The records
┌──

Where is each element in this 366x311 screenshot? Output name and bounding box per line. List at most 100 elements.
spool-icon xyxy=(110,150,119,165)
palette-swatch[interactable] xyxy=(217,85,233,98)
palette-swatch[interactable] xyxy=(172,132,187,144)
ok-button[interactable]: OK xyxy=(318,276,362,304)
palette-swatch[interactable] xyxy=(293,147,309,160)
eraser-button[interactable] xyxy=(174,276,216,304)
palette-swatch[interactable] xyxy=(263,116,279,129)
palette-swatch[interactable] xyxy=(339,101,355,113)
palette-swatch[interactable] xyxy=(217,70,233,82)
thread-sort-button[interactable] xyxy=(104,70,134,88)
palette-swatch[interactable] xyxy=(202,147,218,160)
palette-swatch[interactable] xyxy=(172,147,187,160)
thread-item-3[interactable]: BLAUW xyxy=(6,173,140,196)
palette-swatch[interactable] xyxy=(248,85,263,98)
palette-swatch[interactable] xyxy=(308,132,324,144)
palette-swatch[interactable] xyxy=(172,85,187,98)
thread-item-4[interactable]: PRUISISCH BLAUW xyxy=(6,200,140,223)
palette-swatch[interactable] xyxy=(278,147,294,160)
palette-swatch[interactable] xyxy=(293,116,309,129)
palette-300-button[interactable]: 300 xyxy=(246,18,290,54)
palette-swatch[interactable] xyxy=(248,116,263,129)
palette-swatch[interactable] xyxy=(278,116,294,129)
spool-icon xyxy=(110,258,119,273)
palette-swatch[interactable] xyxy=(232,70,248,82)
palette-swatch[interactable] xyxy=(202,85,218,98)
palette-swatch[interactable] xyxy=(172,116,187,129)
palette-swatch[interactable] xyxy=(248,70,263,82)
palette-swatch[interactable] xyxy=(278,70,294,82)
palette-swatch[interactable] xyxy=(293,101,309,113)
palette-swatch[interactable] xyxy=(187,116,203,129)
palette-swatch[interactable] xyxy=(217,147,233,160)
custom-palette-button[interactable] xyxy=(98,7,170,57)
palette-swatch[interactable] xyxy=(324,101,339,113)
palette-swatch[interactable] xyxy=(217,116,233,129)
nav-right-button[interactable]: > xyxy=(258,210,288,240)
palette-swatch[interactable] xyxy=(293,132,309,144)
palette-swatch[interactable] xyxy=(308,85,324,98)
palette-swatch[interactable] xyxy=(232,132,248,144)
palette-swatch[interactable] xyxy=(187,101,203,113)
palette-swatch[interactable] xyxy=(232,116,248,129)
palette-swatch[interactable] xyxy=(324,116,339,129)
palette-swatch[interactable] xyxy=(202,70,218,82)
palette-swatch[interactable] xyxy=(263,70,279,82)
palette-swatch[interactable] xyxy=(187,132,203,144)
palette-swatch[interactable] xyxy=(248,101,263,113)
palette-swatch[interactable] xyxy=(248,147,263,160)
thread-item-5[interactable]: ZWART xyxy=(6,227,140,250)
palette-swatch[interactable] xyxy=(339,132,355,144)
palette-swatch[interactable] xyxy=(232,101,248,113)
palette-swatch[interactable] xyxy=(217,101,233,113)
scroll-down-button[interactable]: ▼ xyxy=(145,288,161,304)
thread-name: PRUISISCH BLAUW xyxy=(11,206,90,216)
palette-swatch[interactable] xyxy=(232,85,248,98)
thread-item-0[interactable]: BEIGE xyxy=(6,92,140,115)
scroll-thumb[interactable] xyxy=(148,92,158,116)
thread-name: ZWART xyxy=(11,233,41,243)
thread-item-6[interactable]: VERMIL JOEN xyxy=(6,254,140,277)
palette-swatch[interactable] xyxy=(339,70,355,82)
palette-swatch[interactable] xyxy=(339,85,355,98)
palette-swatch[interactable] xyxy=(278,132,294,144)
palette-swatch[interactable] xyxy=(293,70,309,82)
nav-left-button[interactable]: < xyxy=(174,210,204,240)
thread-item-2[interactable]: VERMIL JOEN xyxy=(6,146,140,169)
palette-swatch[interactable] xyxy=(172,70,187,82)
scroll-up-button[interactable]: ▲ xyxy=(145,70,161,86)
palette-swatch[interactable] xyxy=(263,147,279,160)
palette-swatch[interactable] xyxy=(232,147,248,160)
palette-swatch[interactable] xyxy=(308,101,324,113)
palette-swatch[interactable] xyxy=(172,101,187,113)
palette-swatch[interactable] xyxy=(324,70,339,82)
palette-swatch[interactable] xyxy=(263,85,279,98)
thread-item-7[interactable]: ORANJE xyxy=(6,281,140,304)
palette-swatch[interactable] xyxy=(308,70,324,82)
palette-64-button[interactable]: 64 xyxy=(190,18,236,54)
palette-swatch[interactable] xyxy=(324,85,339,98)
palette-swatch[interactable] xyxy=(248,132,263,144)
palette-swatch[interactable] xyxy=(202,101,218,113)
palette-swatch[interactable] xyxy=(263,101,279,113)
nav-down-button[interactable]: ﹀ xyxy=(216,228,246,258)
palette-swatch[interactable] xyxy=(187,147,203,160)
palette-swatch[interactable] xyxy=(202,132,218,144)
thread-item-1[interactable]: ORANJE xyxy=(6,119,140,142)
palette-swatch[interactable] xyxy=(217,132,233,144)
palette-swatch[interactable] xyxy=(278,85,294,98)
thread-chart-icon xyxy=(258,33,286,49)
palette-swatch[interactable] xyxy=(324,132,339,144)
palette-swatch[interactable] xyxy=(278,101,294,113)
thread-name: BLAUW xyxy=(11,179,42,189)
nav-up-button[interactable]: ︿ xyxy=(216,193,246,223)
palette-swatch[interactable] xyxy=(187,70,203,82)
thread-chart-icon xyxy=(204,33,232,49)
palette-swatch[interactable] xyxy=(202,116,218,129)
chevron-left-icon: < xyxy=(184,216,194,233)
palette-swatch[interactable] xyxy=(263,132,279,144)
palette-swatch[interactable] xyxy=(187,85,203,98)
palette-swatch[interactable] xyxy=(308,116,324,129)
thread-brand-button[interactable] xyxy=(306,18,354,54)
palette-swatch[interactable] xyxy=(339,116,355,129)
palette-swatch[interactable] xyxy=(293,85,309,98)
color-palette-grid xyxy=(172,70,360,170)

└──

Task to complete
Reproduce the records verbatim, starting with their first line and ending with the line that contains "palette-swatch[interactable] xyxy=(308,132,324,144)", both included.

Answer to this problem
Where is each element in this 366x311 screenshot? Output name and bounding box per line. List at most 100 elements.
spool-icon xyxy=(110,150,119,165)
palette-swatch[interactable] xyxy=(217,85,233,98)
palette-swatch[interactable] xyxy=(172,132,187,144)
ok-button[interactable]: OK xyxy=(318,276,362,304)
palette-swatch[interactable] xyxy=(293,147,309,160)
eraser-button[interactable] xyxy=(174,276,216,304)
palette-swatch[interactable] xyxy=(263,116,279,129)
palette-swatch[interactable] xyxy=(339,101,355,113)
palette-swatch[interactable] xyxy=(217,70,233,82)
thread-sort-button[interactable] xyxy=(104,70,134,88)
palette-swatch[interactable] xyxy=(202,147,218,160)
palette-swatch[interactable] xyxy=(172,147,187,160)
thread-item-3[interactable]: BLAUW xyxy=(6,173,140,196)
palette-swatch[interactable] xyxy=(248,85,263,98)
palette-swatch[interactable] xyxy=(308,132,324,144)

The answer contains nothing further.